**EXERCISE**
According to the article on internet censorship in Iran, what set off the protests that led to the November 2019 shutdown?

**SELECTED EXCERPT**
#####
None of us can imagine life without the internet. Neither can we imagine a government that would shut down or sensor the internet. We are the lucky ones.
Not so Iranians. Average Iranians crave the internet – especially young Iranians. But their government, together with the governments of China and North Korea, sensor and block and even totally shutter the internet when it suits their needs. Especially when they wish to quell protests or to make certain that their people live in both literal and in figurative darkness.
Religious leadership in Iran has clamped down on the internet. They filter everything, especially social media. They even block game sites. And last year, in November of 2019, they shut down the internet for a week.
It was a total internet blackout brought about because Iranians had staged a protest across the country. Locals took to the streets. They stopped traffic and caused long backups. The protests stretched across hundreds of cities around the country.
The stimulus for the protests was a staggering increase – a 200% increase –in the price of gasoline. The demand was a change in religious leadership. Their language of communication was the internet. So when communication was cut off, the protest disappeared.
As much as 95% of the internet is often blocked by the government.
Not surprisingly the Grand Ayatollah, the president and the foreign minister of Iran all have active Twitter accounts in both Persian and in English. What is illegal for everyone else in Iran is perfectly suitable for them.
Iranian leadership claims that the content that can be found via the internet is in violation of their religious principles. They are up-in-arms about pornography. But while porn certainly occupies a large wedge of internet content, it is not the only internet offering.
The real reason Iranian leadership fears the internet is the easy access it offers to information and freedom. Oppressive regimes – all oppressive regimes, detest freedom of information and content. The internet is king of content, that's what makes it so enticing for users. It is news and analysis. It is history and politics and it is communication.
The internet is everything Iran and China and North Korea detest. They detest the internet because they fear the internet. Because the World Wide Web is bigger than they are.
#####
**SUPPLIED ENTRIES**
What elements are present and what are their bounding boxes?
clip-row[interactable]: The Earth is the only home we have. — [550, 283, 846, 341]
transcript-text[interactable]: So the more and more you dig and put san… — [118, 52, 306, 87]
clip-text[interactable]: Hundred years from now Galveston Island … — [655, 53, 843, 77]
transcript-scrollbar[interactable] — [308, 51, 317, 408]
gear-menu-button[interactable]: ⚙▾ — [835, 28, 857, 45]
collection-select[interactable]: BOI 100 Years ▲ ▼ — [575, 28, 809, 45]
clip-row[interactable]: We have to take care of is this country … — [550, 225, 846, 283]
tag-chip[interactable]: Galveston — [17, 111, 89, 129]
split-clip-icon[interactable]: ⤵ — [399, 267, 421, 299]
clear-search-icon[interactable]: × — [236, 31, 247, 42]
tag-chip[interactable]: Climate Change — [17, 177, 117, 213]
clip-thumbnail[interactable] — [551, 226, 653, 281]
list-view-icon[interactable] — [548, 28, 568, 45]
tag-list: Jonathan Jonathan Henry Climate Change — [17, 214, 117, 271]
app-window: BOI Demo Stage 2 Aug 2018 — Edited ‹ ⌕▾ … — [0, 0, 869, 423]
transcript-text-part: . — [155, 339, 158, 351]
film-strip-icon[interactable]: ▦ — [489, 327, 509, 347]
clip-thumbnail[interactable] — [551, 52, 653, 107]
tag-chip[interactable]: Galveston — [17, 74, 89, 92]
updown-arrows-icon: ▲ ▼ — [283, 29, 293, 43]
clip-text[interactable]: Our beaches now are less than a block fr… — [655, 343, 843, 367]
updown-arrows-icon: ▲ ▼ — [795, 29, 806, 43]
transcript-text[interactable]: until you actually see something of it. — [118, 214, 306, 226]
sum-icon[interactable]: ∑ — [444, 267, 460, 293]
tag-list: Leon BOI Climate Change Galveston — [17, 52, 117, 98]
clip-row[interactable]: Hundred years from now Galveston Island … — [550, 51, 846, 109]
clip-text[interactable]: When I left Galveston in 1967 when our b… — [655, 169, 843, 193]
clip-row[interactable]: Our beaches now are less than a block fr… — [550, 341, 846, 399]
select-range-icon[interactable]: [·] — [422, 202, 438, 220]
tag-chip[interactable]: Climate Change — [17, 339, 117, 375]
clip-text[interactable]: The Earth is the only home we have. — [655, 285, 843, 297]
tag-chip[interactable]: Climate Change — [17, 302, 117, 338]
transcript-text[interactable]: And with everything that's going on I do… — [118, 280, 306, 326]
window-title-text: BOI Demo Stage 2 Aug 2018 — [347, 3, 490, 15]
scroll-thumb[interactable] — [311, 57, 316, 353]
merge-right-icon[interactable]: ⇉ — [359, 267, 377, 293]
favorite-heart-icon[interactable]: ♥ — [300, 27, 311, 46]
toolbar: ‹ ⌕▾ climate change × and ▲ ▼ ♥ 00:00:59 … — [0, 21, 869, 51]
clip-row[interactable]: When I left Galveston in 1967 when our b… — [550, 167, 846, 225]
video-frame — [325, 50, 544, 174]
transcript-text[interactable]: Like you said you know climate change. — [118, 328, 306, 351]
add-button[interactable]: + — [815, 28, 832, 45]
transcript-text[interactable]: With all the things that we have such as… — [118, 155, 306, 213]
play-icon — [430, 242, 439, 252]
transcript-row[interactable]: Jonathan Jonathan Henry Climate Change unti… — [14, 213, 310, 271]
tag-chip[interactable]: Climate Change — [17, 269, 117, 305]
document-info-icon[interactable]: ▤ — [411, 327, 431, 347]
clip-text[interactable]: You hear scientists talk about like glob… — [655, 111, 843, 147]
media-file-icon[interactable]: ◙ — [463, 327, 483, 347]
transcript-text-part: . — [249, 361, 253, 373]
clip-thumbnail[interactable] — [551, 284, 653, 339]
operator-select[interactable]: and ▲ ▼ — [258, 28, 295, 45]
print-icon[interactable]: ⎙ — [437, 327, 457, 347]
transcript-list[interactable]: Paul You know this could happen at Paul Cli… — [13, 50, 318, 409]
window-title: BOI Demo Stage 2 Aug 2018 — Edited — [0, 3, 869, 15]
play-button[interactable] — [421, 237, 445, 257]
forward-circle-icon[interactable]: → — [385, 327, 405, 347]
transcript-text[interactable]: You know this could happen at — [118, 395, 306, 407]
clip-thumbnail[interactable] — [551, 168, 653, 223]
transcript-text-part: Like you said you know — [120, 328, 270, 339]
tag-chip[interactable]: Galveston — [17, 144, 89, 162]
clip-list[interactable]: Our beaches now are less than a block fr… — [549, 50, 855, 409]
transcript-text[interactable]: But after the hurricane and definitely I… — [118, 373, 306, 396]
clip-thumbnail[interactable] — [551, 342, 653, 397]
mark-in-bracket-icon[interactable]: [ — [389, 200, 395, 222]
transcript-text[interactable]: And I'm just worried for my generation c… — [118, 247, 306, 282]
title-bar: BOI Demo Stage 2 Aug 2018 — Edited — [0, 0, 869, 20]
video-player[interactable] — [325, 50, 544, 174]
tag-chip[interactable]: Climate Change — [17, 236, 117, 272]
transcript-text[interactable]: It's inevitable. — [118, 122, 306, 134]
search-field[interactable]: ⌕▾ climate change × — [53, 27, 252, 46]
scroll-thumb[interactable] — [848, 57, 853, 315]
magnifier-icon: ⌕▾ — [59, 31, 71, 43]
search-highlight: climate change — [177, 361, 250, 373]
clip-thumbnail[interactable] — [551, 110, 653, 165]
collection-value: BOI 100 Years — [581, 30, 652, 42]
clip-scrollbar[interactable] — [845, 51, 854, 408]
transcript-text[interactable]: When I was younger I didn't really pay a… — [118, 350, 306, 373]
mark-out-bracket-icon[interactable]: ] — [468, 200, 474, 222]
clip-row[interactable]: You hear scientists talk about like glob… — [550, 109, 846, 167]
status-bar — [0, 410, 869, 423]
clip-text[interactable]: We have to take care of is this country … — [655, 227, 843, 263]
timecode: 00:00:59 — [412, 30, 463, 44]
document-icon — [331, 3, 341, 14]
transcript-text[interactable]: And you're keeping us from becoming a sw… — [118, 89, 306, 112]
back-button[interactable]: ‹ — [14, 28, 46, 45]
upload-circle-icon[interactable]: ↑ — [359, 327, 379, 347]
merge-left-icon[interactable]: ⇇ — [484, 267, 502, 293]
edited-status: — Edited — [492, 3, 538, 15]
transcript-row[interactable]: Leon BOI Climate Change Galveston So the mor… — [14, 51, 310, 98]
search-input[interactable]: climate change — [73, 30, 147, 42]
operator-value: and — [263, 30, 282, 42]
#####
**RESPONSE TO THIS TASK**
A 200% increase in the price of gasoline.